TASK DESCRIPTION -> Write out the material again word for word, dropping any images it holds.

Dataset records ->
>>
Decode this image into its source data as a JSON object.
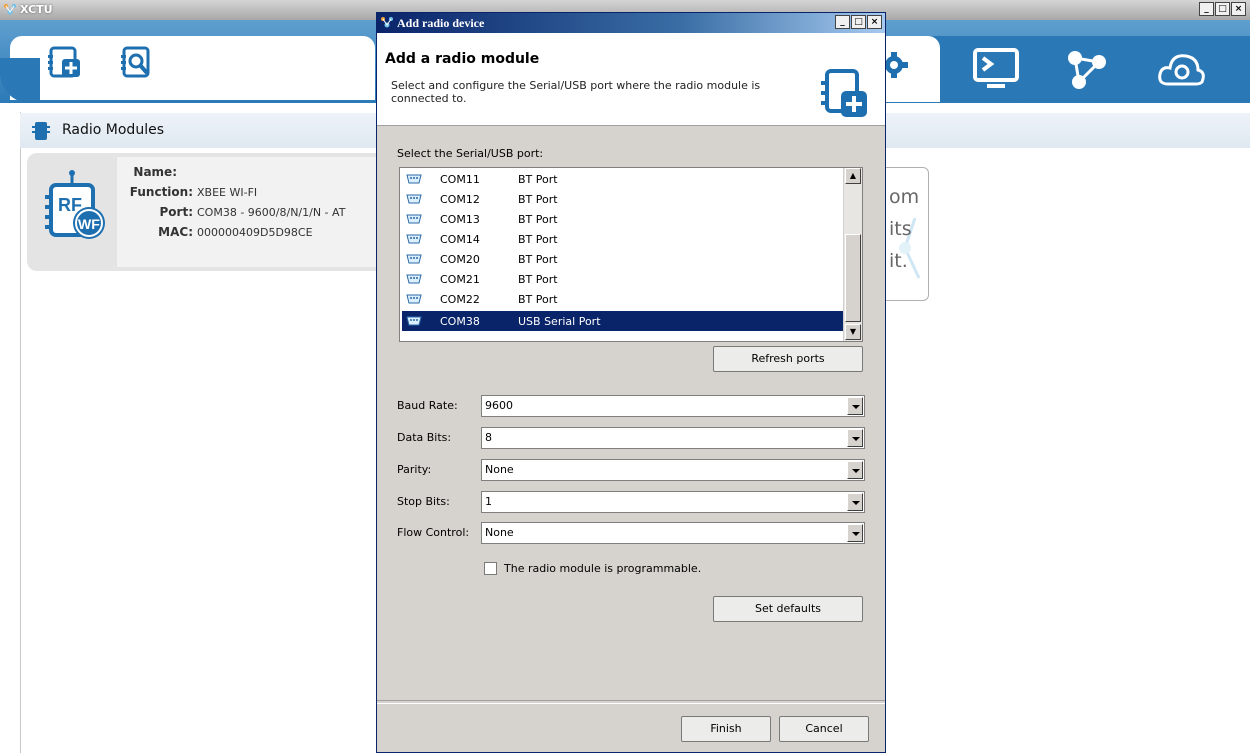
{
  "main_window": {
    "title": "XCTU",
    "controls": [
      "_",
      "□",
      "×"
    ]
  },
  "toolbar": {
    "add_device_icon": "add-radio-plus-icon",
    "discover_icon": "discover-search-icon",
    "right_icons": [
      "configuration-gear-icon",
      "console-terminal-icon",
      "network-icon",
      "tools-cloud-gear-icon"
    ]
  },
  "radio_modules": {
    "header": "Radio Modules",
    "device": {
      "name_label": "Name:",
      "name_value": "",
      "function_label": "Function:",
      "function_value": "XBEE WI-FI",
      "port_label": "Port:",
      "port_value": "COM38 - 9600/8/N/1/N - AT",
      "mac_label": "MAC:",
      "mac_value": "000000409D5D98CE",
      "badge_top": "RF",
      "badge_bottom": "WF"
    }
  },
  "hint_text": [
    "om",
    "its",
    "it."
  ],
  "dialog": {
    "title": "Add radio device",
    "controls": [
      "_",
      "□",
      "×"
    ],
    "heading": "Add a radio module",
    "description": "Select and configure the Serial/USB port where the radio module is connected to.",
    "port_list_label": "Select the Serial/USB port:",
    "ports": [
      {
        "name": "COM11",
        "desc": "BT Port",
        "selected": false
      },
      {
        "name": "COM12",
        "desc": "BT Port",
        "selected": false
      },
      {
        "name": "COM13",
        "desc": "BT Port",
        "selected": false
      },
      {
        "name": "COM14",
        "desc": "BT Port",
        "selected": false
      },
      {
        "name": "COM20",
        "desc": "BT Port",
        "selected": false
      },
      {
        "name": "COM21",
        "desc": "BT Port",
        "selected": false
      },
      {
        "name": "COM22",
        "desc": "BT Port",
        "selected": false
      },
      {
        "name": "COM38",
        "desc": "USB Serial Port",
        "selected": true
      }
    ],
    "refresh_button": "Refresh ports",
    "baud_rate_label": "Baud Rate:",
    "baud_rate_value": "9600",
    "data_bits_label": "Data Bits:",
    "data_bits_value": "8",
    "parity_label": "Parity:",
    "parity_value": "None",
    "stop_bits_label": "Stop Bits:",
    "stop_bits_value": "1",
    "flow_control_label": "Flow Control:",
    "flow_control_value": "None",
    "programmable_label": "The radio module is programmable.",
    "programmable_checked": false,
    "set_defaults_button": "Set defaults",
    "finish_button": "Finish",
    "cancel_button": "Cancel"
  },
  "colors": {
    "toolbar_blue": "#2a79b6",
    "selection": "#0a246a",
    "dialog_face": "#d6d3ce"
  }
}
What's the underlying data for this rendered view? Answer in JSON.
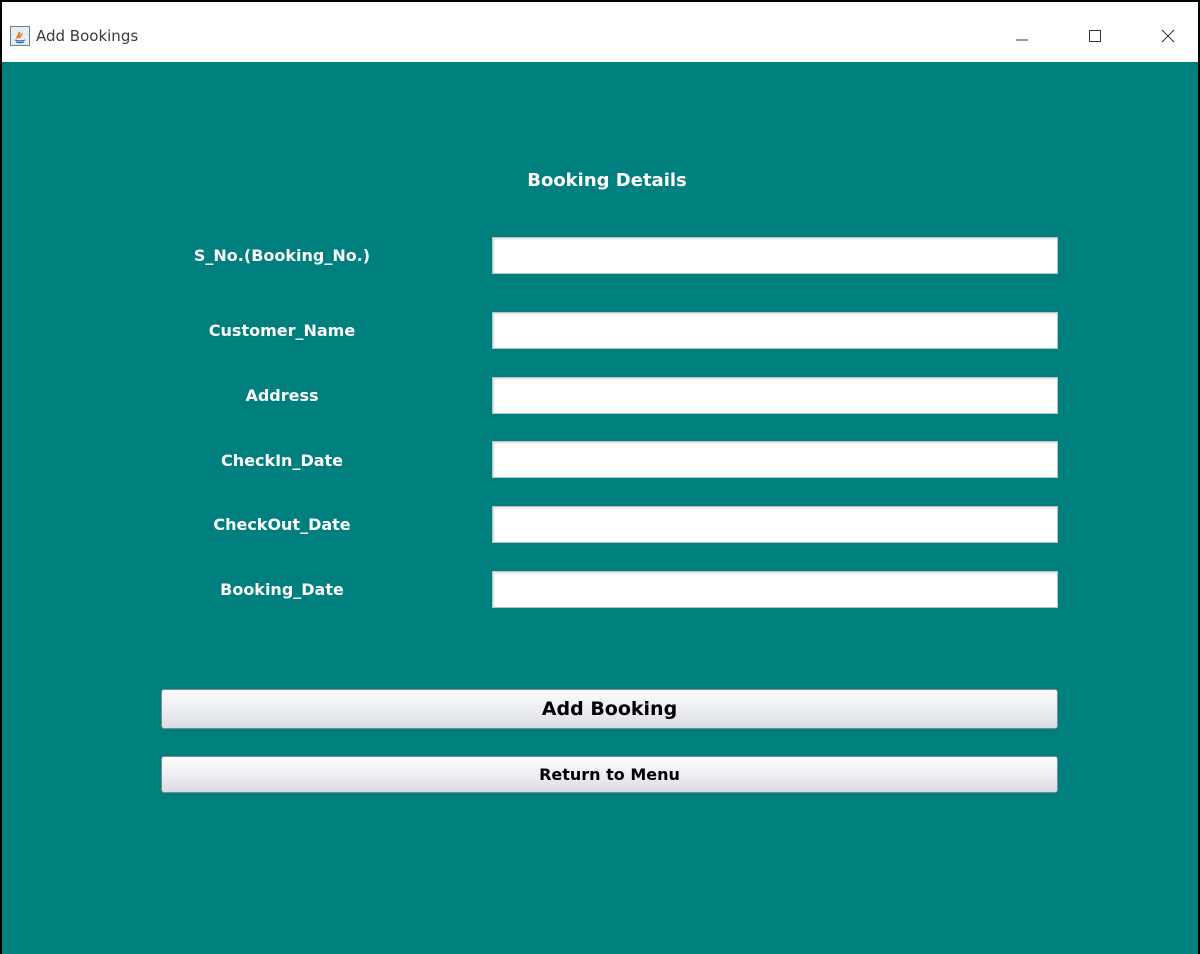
{
  "window": {
    "title": "Add Bookings",
    "app_icon": "java-icon",
    "controls": {
      "minimize_icon": "minimize-icon",
      "maximize_icon": "maximize-icon",
      "close_icon": "close-icon"
    }
  },
  "form": {
    "heading": "Booking Details",
    "background_color": "#007f7f",
    "fields": [
      {
        "label": "S_No.(Booking_No.)",
        "value": ""
      },
      {
        "label": "Customer_Name",
        "value": ""
      },
      {
        "label": "Address",
        "value": ""
      },
      {
        "label": "CheckIn_Date",
        "value": ""
      },
      {
        "label": "CheckOut_Date",
        "value": ""
      },
      {
        "label": "Booking_Date",
        "value": ""
      }
    ],
    "buttons": {
      "add_booking": "Add Booking",
      "return_to_menu": "Return to Menu"
    }
  }
}
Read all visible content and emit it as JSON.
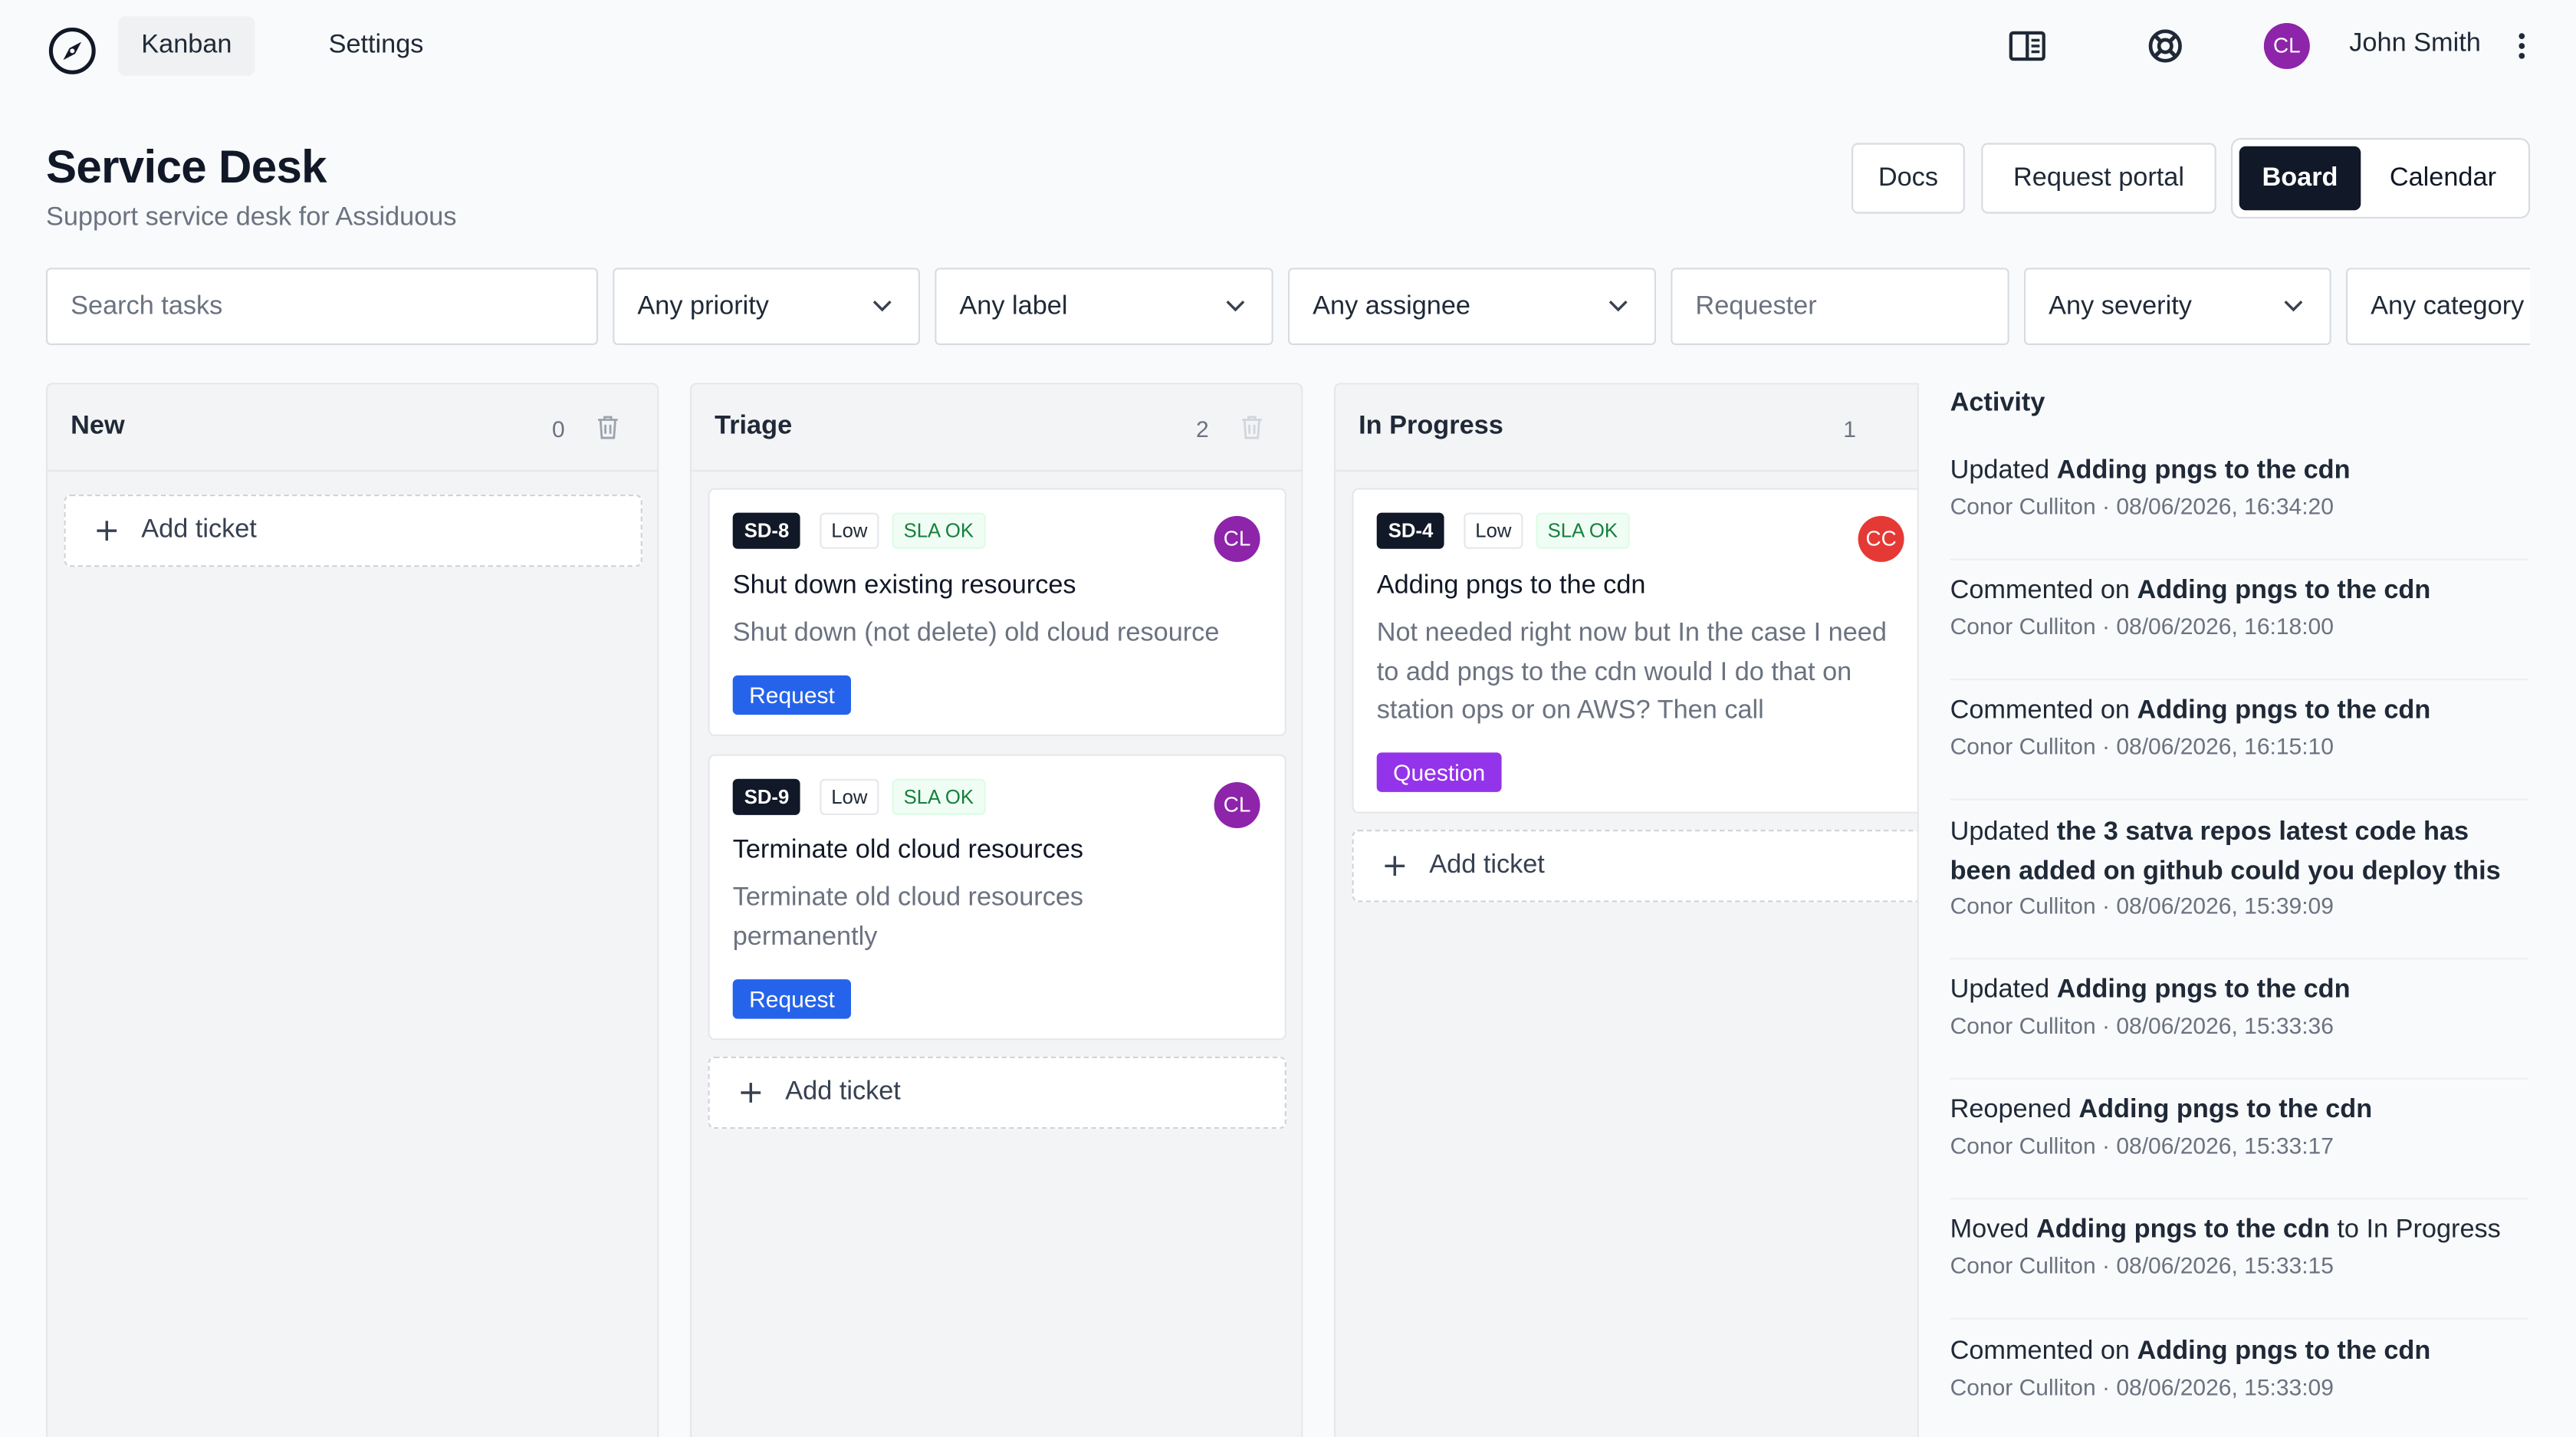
<<
RESPONSE TO THIS EXERCISE ->
Decode this image into its source data as a JSON object.
{
  "main_window": {
    "title": "XCTU",
    "controls": [
      "_",
      "□",
      "×"
    ]
  },
  "toolbar": {
    "add_device_icon": "add-radio-plus-icon",
    "discover_icon": "discover-search-icon",
    "right_icons": [
      "configuration-gear-icon",
      "console-terminal-icon",
      "network-icon",
      "tools-cloud-gear-icon"
    ]
  },
  "radio_modules": {
    "header": "Radio Modules",
    "device": {
      "name_label": "Name:",
      "name_value": "",
      "function_label": "Function:",
      "function_value": "XBEE WI-FI",
      "port_label": "Port:",
      "port_value": "COM38 - 9600/8/N/1/N - AT",
      "mac_label": "MAC:",
      "mac_value": "000000409D5D98CE",
      "badge_top": "RF",
      "badge_bottom": "WF"
    }
  },
  "hint_text": [
    "om",
    "its",
    "it."
  ],
  "dialog": {
    "title": "Add radio device",
    "controls": [
      "_",
      "□",
      "×"
    ],
    "heading": "Add a radio module",
    "description": "Select and configure the Serial/USB port where the radio module is connected to.",
    "port_list_label": "Select the Serial/USB port:",
    "ports": [
      {
        "name": "COM11",
        "desc": "BT Port",
        "selected": false
      },
      {
        "name": "COM12",
        "desc": "BT Port",
        "selected": false
      },
      {
        "name": "COM13",
        "desc": "BT Port",
        "selected": false
      },
      {
        "name": "COM14",
        "desc": "BT Port",
        "selected": false
      },
      {
        "name": "COM20",
        "desc": "BT Port",
        "selected": false
      },
      {
        "name": "COM21",
        "desc": "BT Port",
        "selected": false
      },
      {
        "name": "COM22",
        "desc": "BT Port",
        "selected": false
      },
      {
        "name": "COM38",
        "desc": "USB Serial Port",
        "selected": true
      }
    ],
    "refresh_button": "Refresh ports",
    "baud_rate_label": "Baud Rate:",
    "baud_rate_value": "9600",
    "data_bits_label": "Data Bits:",
    "data_bits_value": "8",
    "parity_label": "Parity:",
    "parity_value": "None",
    "stop_bits_label": "Stop Bits:",
    "stop_bits_value": "1",
    "flow_control_label": "Flow Control:",
    "flow_control_value": "None",
    "programmable_label": "The radio module is programmable.",
    "programmable_checked": false,
    "set_defaults_button": "Set defaults",
    "finish_button": "Finish",
    "cancel_button": "Cancel"
  },
  "colors": {
    "toolbar_blue": "#2a79b6",
    "selection": "#0a246a",
    "dialog_face": "#d6d3ce"
  }
}
What's the underlying data for this rendered view? Answer in JSON.
{
  "window": {
    "title": "Add Bookings",
    "app_icon": "java-icon",
    "controls": {
      "minimize_icon": "minimize-icon",
      "maximize_icon": "maximize-icon",
      "close_icon": "close-icon"
    }
  },
  "form": {
    "heading": "Booking Details",
    "background_color": "#007f7f",
    "fields": [
      {
        "label": "S_No.(Booking_No.)",
        "value": ""
      },
      {
        "label": "Customer_Name",
        "value": ""
      },
      {
        "label": "Address",
        "value": ""
      },
      {
        "label": "CheckIn_Date",
        "value": ""
      },
      {
        "label": "CheckOut_Date",
        "value": ""
      },
      {
        "label": "Booking_Date",
        "value": ""
      }
    ],
    "buttons": {
      "add_booking": "Add Booking",
      "return_to_menu": "Return to Menu"
    }
  }
}
Read all visible content and emit it as JSON.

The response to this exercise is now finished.